◆ GIVEN REQUEST:
Each line below is to be written out in full, exactly as shown.
-- Begin INFORMATION GIVEN --
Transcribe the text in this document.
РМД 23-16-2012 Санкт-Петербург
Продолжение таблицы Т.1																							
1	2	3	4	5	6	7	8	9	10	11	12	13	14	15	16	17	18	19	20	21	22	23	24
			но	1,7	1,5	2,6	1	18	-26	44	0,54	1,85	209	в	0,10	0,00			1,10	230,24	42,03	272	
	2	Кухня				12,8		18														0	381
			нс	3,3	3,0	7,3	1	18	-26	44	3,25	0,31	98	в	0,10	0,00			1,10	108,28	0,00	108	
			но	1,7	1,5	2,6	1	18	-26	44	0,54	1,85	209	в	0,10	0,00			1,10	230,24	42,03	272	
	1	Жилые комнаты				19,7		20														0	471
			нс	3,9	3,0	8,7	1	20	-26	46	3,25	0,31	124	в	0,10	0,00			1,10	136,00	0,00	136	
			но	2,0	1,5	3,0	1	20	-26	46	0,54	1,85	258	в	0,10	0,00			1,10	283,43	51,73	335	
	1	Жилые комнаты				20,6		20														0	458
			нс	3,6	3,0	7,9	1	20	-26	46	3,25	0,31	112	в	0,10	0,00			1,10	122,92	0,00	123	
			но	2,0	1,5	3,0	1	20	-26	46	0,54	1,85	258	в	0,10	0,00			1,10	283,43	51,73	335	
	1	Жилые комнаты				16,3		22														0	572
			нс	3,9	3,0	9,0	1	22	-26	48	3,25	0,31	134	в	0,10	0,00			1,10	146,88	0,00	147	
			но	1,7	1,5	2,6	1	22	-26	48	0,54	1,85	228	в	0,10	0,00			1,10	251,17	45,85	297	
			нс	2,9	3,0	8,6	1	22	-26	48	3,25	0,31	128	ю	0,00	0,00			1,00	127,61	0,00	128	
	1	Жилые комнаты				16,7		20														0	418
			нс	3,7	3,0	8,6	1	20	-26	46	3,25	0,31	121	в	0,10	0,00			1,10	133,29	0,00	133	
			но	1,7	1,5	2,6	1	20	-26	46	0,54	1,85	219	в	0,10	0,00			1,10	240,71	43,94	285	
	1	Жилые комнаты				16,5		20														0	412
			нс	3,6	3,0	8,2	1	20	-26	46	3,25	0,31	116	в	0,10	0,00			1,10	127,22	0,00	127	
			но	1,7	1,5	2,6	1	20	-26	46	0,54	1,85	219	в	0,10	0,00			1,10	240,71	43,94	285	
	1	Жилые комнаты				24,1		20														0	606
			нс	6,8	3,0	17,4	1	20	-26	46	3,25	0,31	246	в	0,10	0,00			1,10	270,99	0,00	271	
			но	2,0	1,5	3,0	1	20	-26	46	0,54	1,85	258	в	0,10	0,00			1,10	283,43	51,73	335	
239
-- End INFORMATION GIVEN --
◆ RESULT OF THE TASK:
Transcribe the text in this document.
РМД 23-16-2012 Санкт-Петербург
Продолжение таблицы Т.1																							
1	2	3	4	5	6	7	8	9	10	11	12	13	14	15	16	17	18	19	20	21	22	23	24
			но	1,7	1,5	2,6	1	18	-26	44	0,54	1,85	209	в	0,10	0,00			1,10	230,24	42,03	272	
	2	Кухня				12,8		18														0	381
			нс	3,3	3,0	7,3	1	18	-26	44	3,25	0,31	98	в	0,10	0,00			1,10	108,28	0,00	108	
			но	1,7	1,5	2,6	1	18	-26	44	0,54	1,85	209	в	0,10	0,00			1,10	230,24	42,03	272	
	1	Жилые комнаты				19,7		20														0	471
			нс	3,9	3,0	8,7	1	20	-26	46	3,25	0,31	124	в	0,10	0,00			1,10	136,00	0,00	136	
			но	2,0	1,5	3,0	1	20	-26	46	0,54	1,85	258	в	0,10	0,00			1,10	283,43	51,73	335	
	1	Жилые комнаты				20,6		20														0	458
			нс	3,6	3,0	7,9	1	20	-26	46	3,25	0,31	112	в	0,10	0,00			1,10	122,92	0,00	123	
			но	2,0	1,5	3,0	1	20	-26	46	0,54	1,85	258	в	0,10	0,00			1,10	283,43	51,73	335	
	1	Жилые комнаты				16,3		22														0	572
			нс	3,9	3,0	9,0	1	22	-26	48	3,25	0,31	134	в	0,10	0,00			1,10	146,88	0,00	147	
			но	1,7	1,5	2,6	1	22	-26	48	0,54	1,85	228	в	0,10	0,00			1,10	251,17	45,85	297	
			нс	2,9	3,0	8,6	1	22	-26	48	3,25	0,31	128	ю	0,00	0,00			1,00	127,61	0,00	128	
	1	Жилые комнаты				16,7		20														0	418
			нс	3,7	3,0	8,6	1	20	-26	46	3,25	0,31	121	в	0,10	0,00			1,10	133,29	0,00	133	
			но	1,7	1,5	2,6	1	20	-26	46	0,54	1,85	219	в	0,10	0,00			1,10	240,71	43,94	285	
	1	Жилые комнаты				16,5		20														0	412
			нс	3,6	3,0	8,2	1	20	-26	46	3,25	0,31	116	в	0,10	0,00			1,10	127,22	0,00	127	
			но	1,7	1,5	2,6	1	20	-26	46	0,54	1,85	219	в	0,10	0,00			1,10	240,71	43,94	285	
	1	Жилые комнаты				24,1		20														0	606
			нс	6,8	3,0	17,4	1	20	-26	46	3,25	0,31	246	в	0,10	0,00			1,10	270,99	0,00	271	
			но	2,0	1,5	3,0	1	20	-26	46	0,54	1,85	258	в	0,10	0,00			1,10	283,43	51,73	335	
239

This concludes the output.